*WORK TO BE COMPLETED:*
Quote, without change, all of the lines that follow.

======== RECORDS FOR PROCESSING ========

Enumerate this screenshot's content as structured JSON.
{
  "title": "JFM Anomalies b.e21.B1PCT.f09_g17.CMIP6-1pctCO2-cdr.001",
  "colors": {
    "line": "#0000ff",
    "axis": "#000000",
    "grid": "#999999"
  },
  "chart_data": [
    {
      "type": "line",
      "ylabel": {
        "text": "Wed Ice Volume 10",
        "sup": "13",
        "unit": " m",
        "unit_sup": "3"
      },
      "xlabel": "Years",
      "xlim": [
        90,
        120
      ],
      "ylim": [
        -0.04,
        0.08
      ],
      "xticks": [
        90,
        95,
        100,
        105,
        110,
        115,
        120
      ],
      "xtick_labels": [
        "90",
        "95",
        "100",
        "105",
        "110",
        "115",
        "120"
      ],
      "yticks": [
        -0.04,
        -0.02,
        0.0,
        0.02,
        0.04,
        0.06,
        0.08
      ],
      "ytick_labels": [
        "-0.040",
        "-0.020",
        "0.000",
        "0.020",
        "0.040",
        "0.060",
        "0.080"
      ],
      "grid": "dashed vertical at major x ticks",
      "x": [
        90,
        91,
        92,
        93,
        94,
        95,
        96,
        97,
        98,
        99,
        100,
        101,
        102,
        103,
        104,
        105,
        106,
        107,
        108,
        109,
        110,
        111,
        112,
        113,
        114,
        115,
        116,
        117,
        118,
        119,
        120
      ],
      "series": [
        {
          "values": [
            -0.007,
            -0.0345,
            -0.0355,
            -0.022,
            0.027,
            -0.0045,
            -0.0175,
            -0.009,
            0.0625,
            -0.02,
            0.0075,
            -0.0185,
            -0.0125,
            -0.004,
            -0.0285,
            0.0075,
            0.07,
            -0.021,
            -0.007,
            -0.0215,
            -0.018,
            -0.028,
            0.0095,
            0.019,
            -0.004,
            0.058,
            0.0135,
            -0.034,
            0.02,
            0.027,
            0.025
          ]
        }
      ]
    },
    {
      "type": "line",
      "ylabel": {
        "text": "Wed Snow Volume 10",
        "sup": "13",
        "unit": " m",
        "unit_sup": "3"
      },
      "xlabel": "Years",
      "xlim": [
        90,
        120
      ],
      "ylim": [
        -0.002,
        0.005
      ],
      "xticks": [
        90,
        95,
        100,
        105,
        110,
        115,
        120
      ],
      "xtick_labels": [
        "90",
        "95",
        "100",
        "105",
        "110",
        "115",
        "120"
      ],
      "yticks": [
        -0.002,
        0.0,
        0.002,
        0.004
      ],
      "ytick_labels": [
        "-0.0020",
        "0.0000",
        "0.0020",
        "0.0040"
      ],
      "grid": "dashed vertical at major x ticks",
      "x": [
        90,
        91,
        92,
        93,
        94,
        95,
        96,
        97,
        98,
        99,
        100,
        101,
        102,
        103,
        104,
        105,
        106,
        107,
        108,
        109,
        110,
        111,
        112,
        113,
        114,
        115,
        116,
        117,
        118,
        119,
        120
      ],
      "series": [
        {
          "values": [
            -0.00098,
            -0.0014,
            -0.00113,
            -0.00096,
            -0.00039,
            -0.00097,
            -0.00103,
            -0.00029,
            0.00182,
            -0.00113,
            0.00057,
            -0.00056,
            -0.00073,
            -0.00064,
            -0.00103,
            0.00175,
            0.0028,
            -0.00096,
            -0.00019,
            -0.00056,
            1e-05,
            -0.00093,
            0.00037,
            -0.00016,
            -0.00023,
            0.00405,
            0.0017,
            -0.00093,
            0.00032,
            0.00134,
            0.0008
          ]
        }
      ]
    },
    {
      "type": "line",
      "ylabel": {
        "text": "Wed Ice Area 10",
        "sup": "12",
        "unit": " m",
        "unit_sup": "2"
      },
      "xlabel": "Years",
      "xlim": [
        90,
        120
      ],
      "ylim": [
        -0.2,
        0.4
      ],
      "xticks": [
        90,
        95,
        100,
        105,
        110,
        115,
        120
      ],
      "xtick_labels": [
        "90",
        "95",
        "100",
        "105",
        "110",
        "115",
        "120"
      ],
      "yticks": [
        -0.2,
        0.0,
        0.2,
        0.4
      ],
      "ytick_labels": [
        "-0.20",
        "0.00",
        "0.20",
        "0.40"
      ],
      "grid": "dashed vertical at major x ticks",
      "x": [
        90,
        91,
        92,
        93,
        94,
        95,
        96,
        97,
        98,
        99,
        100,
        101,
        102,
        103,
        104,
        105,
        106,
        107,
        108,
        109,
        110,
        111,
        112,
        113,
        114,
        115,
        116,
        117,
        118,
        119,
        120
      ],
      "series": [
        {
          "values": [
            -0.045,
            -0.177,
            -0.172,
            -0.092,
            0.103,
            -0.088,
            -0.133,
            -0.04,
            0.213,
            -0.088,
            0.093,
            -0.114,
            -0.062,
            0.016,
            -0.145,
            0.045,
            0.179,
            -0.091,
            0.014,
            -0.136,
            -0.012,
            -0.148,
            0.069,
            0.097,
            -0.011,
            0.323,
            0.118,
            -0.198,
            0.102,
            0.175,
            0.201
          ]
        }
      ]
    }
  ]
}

========

*ANSWER FOR THE TASK:*
Enumerate this screenshot's content as structured JSON.
{
  "title": "JFM Anomalies b.e21.B1PCT.f09_g17.CMIP6-1pctCO2-cdr.001",
  "colors": {
    "line": "#0000ff",
    "axis": "#000000",
    "grid": "#999999"
  },
  "chart_data": [
    {
      "type": "line",
      "ylabel": {
        "text": "Wed Ice Volume 10",
        "sup": "13",
        "unit": " m",
        "unit_sup": "3"
      },
      "xlabel": "Years",
      "xlim": [
        90,
        120
      ],
      "ylim": [
        -0.04,
        0.08
      ],
      "xticks": [
        90,
        95,
        100,
        105,
        110,
        115,
        120
      ],
      "xtick_labels": [
        "90",
        "95",
        "100",
        "105",
        "110",
        "115",
        "120"
      ],
      "yticks": [
        -0.04,
        -0.02,
        0.0,
        0.02,
        0.04,
        0.06,
        0.08
      ],
      "ytick_labels": [
        "-0.040",
        "-0.020",
        "0.000",
        "0.020",
        "0.040",
        "0.060",
        "0.080"
      ],
      "grid": "dashed vertical at major x ticks",
      "x": [
        90,
        91,
        92,
        93,
        94,
        95,
        96,
        97,
        98,
        99,
        100,
        101,
        102,
        103,
        104,
        105,
        106,
        107,
        108,
        109,
        110,
        111,
        112,
        113,
        114,
        115,
        116,
        117,
        118,
        119,
        120
      ],
      "series": [
        {
          "values": [
            -0.007,
            -0.0345,
            -0.0355,
            -0.022,
            0.027,
            -0.0045,
            -0.0175,
            -0.009,
            0.0625,
            -0.02,
            0.0075,
            -0.0185,
            -0.0125,
            -0.004,
            -0.0285,
            0.0075,
            0.07,
            -0.021,
            -0.007,
            -0.0215,
            -0.018,
            -0.028,
            0.0095,
            0.019,
            -0.004,
            0.058,
            0.0135,
            -0.034,
            0.02,
            0.027,
            0.025
          ]
        }
      ]
    },
    {
      "type": "line",
      "ylabel": {
        "text": "Wed Snow Volume 10",
        "sup": "13",
        "unit": " m",
        "unit_sup": "3"
      },
      "xlabel": "Years",
      "xlim": [
        90,
        120
      ],
      "ylim": [
        -0.002,
        0.005
      ],
      "xticks": [
        90,
        95,
        100,
        105,
        110,
        115,
        120
      ],
      "xtick_labels": [
        "90",
        "95",
        "100",
        "105",
        "110",
        "115",
        "120"
      ],
      "yticks": [
        -0.002,
        0.0,
        0.002,
        0.004
      ],
      "ytick_labels": [
        "-0.0020",
        "0.0000",
        "0.0020",
        "0.0040"
      ],
      "grid": "dashed vertical at major x ticks",
      "x": [
        90,
        91,
        92,
        93,
        94,
        95,
        96,
        97,
        98,
        99,
        100,
        101,
        102,
        103,
        104,
        105,
        106,
        107,
        108,
        109,
        110,
        111,
        112,
        113,
        114,
        115,
        116,
        117,
        118,
        119,
        120
      ],
      "series": [
        {
          "values": [
            -0.00098,
            -0.0014,
            -0.00113,
            -0.00096,
            -0.00039,
            -0.00097,
            -0.00103,
            -0.00029,
            0.00182,
            -0.00113,
            0.00057,
            -0.00056,
            -0.00073,
            -0.00064,
            -0.00103,
            0.00175,
            0.0028,
            -0.00096,
            -0.00019,
            -0.00056,
            1e-05,
            -0.00093,
            0.00037,
            -0.00016,
            -0.00023,
            0.00405,
            0.0017,
            -0.00093,
            0.00032,
            0.00134,
            0.0008
          ]
        }
      ]
    },
    {
      "type": "line",
      "ylabel": {
        "text": "Wed Ice Area 10",
        "sup": "12",
        "unit": " m",
        "unit_sup": "2"
      },
      "xlabel": "Years",
      "xlim": [
        90,
        120
      ],
      "ylim": [
        -0.2,
        0.4
      ],
      "xticks": [
        90,
        95,
        100,
        105,
        110,
        115,
        120
      ],
      "xtick_labels": [
        "90",
        "95",
        "100",
        "105",
        "110",
        "115",
        "120"
      ],
      "yticks": [
        -0.2,
        0.0,
        0.2,
        0.4
      ],
      "ytick_labels": [
        "-0.20",
        "0.00",
        "0.20",
        "0.40"
      ],
      "grid": "dashed vertical at major x ticks",
      "x": [
        90,
        91,
        92,
        93,
        94,
        95,
        96,
        97,
        98,
        99,
        100,
        101,
        102,
        103,
        104,
        105,
        106,
        107,
        108,
        109,
        110,
        111,
        112,
        113,
        114,
        115,
        116,
        117,
        118,
        119,
        120
      ],
      "series": [
        {
          "values": [
            -0.045,
            -0.177,
            -0.172,
            -0.092,
            0.103,
            -0.088,
            -0.133,
            -0.04,
            0.213,
            -0.088,
            0.093,
            -0.114,
            -0.062,
            0.016,
            -0.145,
            0.045,
            0.179,
            -0.091,
            0.014,
            -0.136,
            -0.012,
            -0.148,
            0.069,
            0.097,
            -0.011,
            0.323,
            0.118,
            -0.198,
            0.102,
            0.175,
            0.201
          ]
        }
      ]
    }
  ]
}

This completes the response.